* Start DATASET RECORDS *
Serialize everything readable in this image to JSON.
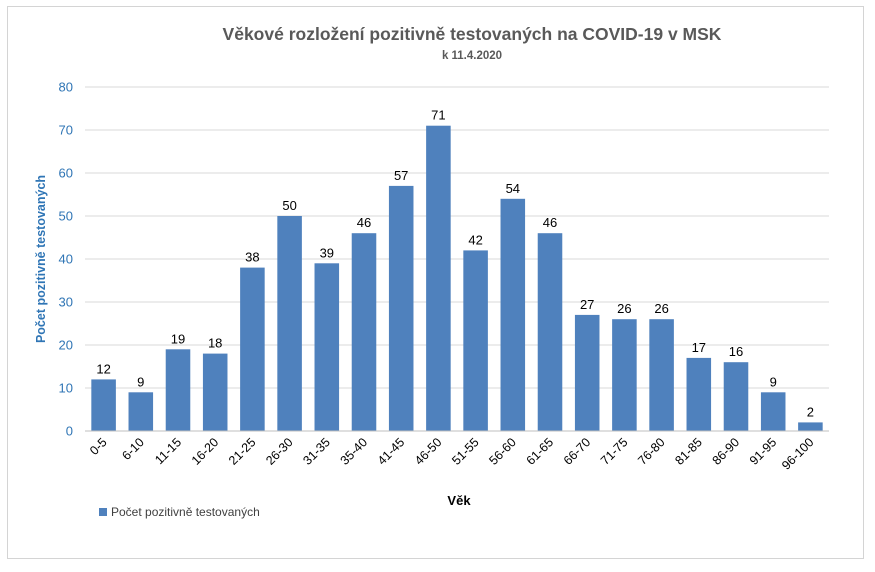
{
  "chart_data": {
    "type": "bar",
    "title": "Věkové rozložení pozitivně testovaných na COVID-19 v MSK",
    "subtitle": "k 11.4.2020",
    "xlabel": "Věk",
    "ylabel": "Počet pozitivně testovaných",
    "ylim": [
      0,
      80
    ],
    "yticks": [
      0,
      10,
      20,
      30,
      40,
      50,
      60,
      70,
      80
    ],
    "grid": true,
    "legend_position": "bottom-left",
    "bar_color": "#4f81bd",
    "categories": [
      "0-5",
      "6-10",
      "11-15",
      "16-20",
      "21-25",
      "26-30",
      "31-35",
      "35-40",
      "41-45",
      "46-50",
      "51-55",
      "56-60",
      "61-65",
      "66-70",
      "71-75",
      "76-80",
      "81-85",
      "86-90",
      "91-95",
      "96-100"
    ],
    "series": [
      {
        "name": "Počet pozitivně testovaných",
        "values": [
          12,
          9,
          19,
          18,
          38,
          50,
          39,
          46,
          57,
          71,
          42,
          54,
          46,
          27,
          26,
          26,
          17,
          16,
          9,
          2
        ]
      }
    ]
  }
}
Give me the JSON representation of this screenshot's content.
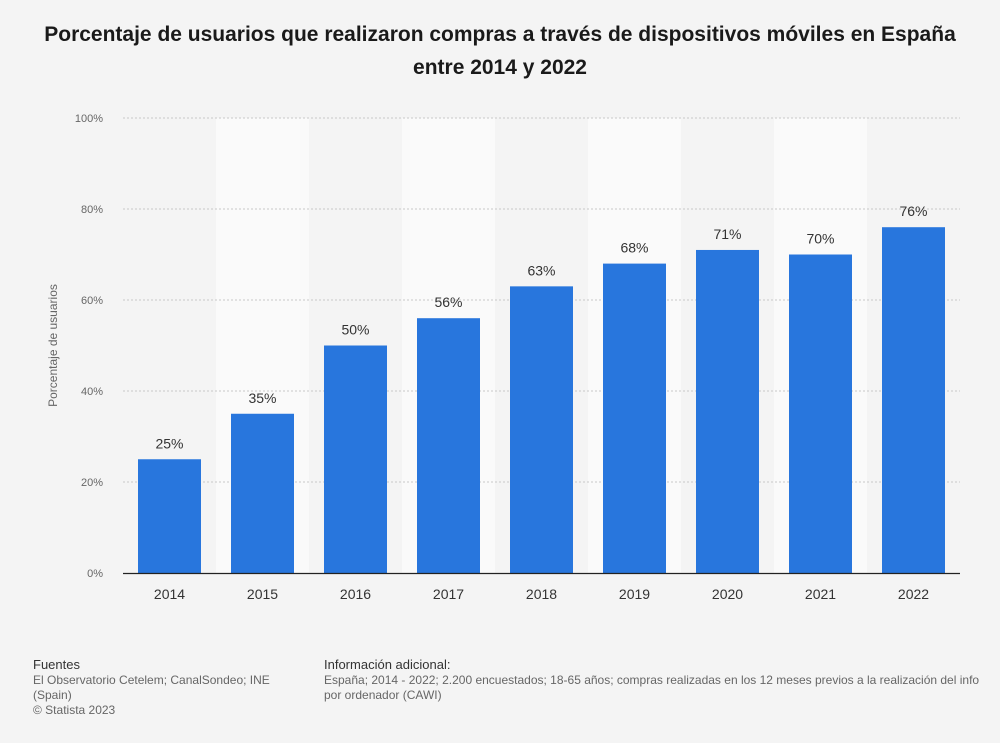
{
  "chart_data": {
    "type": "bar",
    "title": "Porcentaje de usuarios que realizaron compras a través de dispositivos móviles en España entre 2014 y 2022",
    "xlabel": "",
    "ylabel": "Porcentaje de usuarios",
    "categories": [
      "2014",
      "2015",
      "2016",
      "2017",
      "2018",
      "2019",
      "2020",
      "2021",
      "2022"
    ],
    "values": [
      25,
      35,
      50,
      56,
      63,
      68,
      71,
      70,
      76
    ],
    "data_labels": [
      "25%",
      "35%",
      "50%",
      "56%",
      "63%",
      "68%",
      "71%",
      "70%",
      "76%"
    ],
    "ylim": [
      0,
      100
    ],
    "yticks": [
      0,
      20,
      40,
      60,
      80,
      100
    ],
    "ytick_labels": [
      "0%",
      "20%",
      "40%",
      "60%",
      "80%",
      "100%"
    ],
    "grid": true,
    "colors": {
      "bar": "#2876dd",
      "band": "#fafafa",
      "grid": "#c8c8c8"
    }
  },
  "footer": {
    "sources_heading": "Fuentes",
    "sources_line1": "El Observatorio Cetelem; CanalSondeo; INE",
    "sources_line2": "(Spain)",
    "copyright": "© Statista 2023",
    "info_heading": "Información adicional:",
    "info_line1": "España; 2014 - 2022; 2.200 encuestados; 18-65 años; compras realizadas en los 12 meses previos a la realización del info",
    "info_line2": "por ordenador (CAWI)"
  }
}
* End DATASET RECORDS *
#### GOAL
Can you restate all the records above word for word while dropping the pictures?

#### TASK ANSWER
Serialize everything readable in this image to JSON.
{
  "chart_data": {
    "type": "bar",
    "title": "Věkové rozložení pozitivně testovaných na COVID-19 v MSK",
    "subtitle": "k 11.4.2020",
    "xlabel": "Věk",
    "ylabel": "Počet pozitivně testovaných",
    "ylim": [
      0,
      80
    ],
    "yticks": [
      0,
      10,
      20,
      30,
      40,
      50,
      60,
      70,
      80
    ],
    "grid": true,
    "legend_position": "bottom-left",
    "bar_color": "#4f81bd",
    "categories": [
      "0-5",
      "6-10",
      "11-15",
      "16-20",
      "21-25",
      "26-30",
      "31-35",
      "35-40",
      "41-45",
      "46-50",
      "51-55",
      "56-60",
      "61-65",
      "66-70",
      "71-75",
      "76-80",
      "81-85",
      "86-90",
      "91-95",
      "96-100"
    ],
    "series": [
      {
        "name": "Počet pozitivně testovaných",
        "values": [
          12,
          9,
          19,
          18,
          38,
          50,
          39,
          46,
          57,
          71,
          42,
          54,
          46,
          27,
          26,
          26,
          17,
          16,
          9,
          2
        ]
      }
    ]
  }
}
Give me the JSON representation of this screenshot's content.
{
  "chart_data": {
    "type": "bar",
    "title": "Porcentaje de usuarios que realizaron compras a través de dispositivos móviles en España entre 2014 y 2022",
    "xlabel": "",
    "ylabel": "Porcentaje de usuarios",
    "categories": [
      "2014",
      "2015",
      "2016",
      "2017",
      "2018",
      "2019",
      "2020",
      "2021",
      "2022"
    ],
    "values": [
      25,
      35,
      50,
      56,
      63,
      68,
      71,
      70,
      76
    ],
    "data_labels": [
      "25%",
      "35%",
      "50%",
      "56%",
      "63%",
      "68%",
      "71%",
      "70%",
      "76%"
    ],
    "ylim": [
      0,
      100
    ],
    "yticks": [
      0,
      20,
      40,
      60,
      80,
      100
    ],
    "ytick_labels": [
      "0%",
      "20%",
      "40%",
      "60%",
      "80%",
      "100%"
    ],
    "grid": true,
    "colors": {
      "bar": "#2876dd",
      "band": "#fafafa",
      "grid": "#c8c8c8"
    }
  },
  "footer": {
    "sources_heading": "Fuentes",
    "sources_line1": "El Observatorio Cetelem; CanalSondeo; INE",
    "sources_line2": "(Spain)",
    "copyright": "© Statista 2023",
    "info_heading": "Información adicional:",
    "info_line1": "España; 2014 - 2022; 2.200 encuestados; 18-65 años; compras realizadas en los 12 meses previos a la realización del info",
    "info_line2": "por ordenador (CAWI)"
  }
}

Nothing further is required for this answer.